Archbishop Freier also urged more electronic giving as income will likely “plummet” if congregations cannot meet.

If worship is prohibited, “there may be possible ways for smaller groups to meet,” he said. “Is it worth preparing leaders and materials for such groups?”

Any church considering live-streaming services over the internet should “let your bishop know,” he said. “The bishops are considering offering such live-streamed ministry if churches are forcibly closed.”

A parish with a diagnosed case of coronavirus among its members should “consider closure of the facility to allow deep cleaning”, he said.

In Sydney, Archbishop Davies has called a halt to all public church gatherings.

“In light of the Prime Minister’s announcement this morning, banning enclosed gatherings in excess of 100 people, I have decided that the Anglican Church in Sydney should suspend all public church gatherings until further notice,” the Archbishop said in a public statement.

“We are encouraging all our churches to consider providing their services online or by other communication methods.
----------------
◆ **Tasks to perform**:
**A)** In the passage on church gatherings, what should a parish with a diagnosed case of coronavirus among its members consider?
**B)** Repeat the part of the passage on church gatherings between "A parish with" and "other communication methods.", inclusive.

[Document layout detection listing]
----------------
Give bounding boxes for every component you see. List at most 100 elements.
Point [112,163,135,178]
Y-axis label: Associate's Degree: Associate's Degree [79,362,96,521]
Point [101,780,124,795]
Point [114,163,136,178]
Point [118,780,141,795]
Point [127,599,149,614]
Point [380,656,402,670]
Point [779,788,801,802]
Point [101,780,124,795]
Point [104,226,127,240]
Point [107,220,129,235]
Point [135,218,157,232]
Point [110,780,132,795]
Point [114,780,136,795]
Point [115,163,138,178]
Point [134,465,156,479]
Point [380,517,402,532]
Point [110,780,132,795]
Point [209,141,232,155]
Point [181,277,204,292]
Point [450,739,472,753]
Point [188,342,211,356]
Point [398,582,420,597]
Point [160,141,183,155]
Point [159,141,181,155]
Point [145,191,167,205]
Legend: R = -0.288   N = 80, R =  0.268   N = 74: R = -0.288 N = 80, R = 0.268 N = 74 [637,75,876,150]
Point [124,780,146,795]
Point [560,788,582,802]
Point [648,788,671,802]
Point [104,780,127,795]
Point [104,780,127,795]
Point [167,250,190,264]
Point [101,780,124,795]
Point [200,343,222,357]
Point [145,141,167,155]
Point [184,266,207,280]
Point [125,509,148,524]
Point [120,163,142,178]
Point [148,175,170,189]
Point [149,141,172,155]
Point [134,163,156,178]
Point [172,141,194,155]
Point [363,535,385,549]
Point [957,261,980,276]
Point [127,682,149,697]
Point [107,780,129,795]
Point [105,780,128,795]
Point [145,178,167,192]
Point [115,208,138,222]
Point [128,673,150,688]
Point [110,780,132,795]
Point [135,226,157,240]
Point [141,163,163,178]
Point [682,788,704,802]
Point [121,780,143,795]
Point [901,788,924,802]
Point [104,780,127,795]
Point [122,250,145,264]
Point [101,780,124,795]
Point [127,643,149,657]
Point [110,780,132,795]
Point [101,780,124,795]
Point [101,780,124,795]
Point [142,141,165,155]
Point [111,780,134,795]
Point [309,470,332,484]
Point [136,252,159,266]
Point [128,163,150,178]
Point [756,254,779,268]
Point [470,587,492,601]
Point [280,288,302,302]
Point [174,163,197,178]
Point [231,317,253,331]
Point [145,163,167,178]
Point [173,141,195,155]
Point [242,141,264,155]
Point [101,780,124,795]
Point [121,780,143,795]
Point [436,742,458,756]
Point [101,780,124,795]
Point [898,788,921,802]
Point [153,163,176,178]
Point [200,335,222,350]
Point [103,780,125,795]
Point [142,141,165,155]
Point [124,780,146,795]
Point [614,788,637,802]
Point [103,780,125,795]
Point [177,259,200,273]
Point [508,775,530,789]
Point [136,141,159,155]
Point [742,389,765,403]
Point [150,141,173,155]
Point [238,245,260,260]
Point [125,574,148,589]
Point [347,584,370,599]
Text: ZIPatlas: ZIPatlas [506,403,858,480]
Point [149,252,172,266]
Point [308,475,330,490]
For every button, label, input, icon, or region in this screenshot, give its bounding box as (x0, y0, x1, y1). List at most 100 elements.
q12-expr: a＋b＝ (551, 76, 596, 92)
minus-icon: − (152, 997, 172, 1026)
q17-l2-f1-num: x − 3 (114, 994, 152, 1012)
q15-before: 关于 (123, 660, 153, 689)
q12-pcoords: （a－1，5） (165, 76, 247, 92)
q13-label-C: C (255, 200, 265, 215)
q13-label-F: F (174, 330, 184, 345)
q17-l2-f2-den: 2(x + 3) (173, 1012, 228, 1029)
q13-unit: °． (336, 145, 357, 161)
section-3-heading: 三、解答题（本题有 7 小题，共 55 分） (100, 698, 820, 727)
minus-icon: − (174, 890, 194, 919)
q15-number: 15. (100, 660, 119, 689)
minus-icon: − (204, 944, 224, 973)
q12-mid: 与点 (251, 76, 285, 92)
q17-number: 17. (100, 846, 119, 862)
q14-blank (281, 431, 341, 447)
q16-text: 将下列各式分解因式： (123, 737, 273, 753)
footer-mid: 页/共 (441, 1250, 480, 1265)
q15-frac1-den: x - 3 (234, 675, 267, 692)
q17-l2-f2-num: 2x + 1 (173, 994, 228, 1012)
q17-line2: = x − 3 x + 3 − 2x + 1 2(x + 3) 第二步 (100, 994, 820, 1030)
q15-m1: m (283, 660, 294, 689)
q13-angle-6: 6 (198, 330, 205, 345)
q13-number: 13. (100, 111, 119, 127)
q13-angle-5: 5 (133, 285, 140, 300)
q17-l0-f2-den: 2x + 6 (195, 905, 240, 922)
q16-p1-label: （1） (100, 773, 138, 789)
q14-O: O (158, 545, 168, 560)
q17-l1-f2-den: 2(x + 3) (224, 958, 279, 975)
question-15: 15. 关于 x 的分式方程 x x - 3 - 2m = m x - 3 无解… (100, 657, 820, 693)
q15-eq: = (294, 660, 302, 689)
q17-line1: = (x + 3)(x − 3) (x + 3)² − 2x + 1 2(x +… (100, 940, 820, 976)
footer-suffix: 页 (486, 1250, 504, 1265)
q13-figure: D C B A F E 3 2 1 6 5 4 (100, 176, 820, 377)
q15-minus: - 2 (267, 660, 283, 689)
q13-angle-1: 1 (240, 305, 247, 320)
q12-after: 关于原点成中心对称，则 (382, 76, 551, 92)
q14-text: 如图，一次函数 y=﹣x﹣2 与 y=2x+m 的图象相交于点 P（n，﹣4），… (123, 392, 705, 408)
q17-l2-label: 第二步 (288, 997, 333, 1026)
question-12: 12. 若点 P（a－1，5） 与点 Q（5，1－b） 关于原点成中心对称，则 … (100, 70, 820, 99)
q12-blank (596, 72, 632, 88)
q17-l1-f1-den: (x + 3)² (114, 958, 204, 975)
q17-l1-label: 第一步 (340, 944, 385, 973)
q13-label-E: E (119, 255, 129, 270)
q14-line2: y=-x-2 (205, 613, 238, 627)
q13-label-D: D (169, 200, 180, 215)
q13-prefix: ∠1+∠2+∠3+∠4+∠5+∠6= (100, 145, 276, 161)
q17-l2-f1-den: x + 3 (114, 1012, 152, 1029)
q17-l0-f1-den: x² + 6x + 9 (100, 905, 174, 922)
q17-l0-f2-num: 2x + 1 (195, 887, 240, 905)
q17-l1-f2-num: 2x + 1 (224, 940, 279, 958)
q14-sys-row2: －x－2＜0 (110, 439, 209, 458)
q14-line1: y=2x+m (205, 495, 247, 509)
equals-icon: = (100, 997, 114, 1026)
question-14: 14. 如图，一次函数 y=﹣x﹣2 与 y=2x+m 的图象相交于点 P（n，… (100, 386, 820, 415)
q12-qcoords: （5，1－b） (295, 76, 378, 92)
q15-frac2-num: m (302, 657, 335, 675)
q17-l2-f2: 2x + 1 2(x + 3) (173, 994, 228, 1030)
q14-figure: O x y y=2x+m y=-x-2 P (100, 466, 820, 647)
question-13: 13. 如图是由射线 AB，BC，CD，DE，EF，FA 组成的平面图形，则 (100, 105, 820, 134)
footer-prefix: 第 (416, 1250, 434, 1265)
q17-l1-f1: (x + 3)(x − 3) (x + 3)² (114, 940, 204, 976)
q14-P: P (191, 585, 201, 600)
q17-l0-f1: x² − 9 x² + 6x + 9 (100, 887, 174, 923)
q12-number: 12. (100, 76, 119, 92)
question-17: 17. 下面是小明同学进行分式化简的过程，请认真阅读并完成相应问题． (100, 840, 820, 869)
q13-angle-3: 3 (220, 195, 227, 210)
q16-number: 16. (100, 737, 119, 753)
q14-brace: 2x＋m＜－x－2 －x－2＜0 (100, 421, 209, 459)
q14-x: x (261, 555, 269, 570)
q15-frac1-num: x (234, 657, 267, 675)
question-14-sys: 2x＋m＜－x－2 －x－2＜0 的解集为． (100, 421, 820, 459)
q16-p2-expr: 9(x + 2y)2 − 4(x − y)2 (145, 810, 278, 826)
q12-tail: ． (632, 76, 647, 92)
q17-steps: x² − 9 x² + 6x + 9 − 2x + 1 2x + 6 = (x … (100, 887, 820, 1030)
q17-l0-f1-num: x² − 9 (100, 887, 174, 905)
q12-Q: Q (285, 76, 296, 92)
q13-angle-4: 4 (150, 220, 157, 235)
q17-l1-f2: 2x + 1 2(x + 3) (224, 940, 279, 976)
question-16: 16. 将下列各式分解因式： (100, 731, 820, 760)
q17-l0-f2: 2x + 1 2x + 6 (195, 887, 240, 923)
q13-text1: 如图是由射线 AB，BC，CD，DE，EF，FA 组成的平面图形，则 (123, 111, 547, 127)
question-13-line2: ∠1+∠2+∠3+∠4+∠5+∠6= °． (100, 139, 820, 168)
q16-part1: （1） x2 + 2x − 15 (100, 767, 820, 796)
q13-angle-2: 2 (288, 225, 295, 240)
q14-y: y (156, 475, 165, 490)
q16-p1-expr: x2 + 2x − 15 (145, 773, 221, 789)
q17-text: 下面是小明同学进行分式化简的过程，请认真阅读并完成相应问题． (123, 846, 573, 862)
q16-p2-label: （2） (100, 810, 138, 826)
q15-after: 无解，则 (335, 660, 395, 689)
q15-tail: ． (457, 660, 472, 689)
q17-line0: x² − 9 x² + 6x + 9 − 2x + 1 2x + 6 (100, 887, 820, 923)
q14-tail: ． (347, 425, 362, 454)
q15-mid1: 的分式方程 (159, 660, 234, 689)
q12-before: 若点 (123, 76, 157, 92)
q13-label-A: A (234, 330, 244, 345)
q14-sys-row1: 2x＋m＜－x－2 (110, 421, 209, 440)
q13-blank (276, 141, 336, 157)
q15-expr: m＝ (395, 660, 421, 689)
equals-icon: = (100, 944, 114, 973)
----------------
◆ **Written answers**:
**A)** Closure of the facility to allow deep cleaning.

**B)**
A parish with a diagnosed case of coronavirus among its members should “consider closure of the facility to allow deep cleaning”, he said.

In Sydney, Archbishop Davies has called a halt to all public church gatherings.

“In light of the Prime Minister’s announcement this morning, banning enclosed gatherings in excess of 100 people, I have decided that the Anglican Church in Sydney should suspend all public church gatherings until further notice,” the Archbishop said in a public statement.

“We are encouraging all our churches to consider providing their services online or by other communication methods.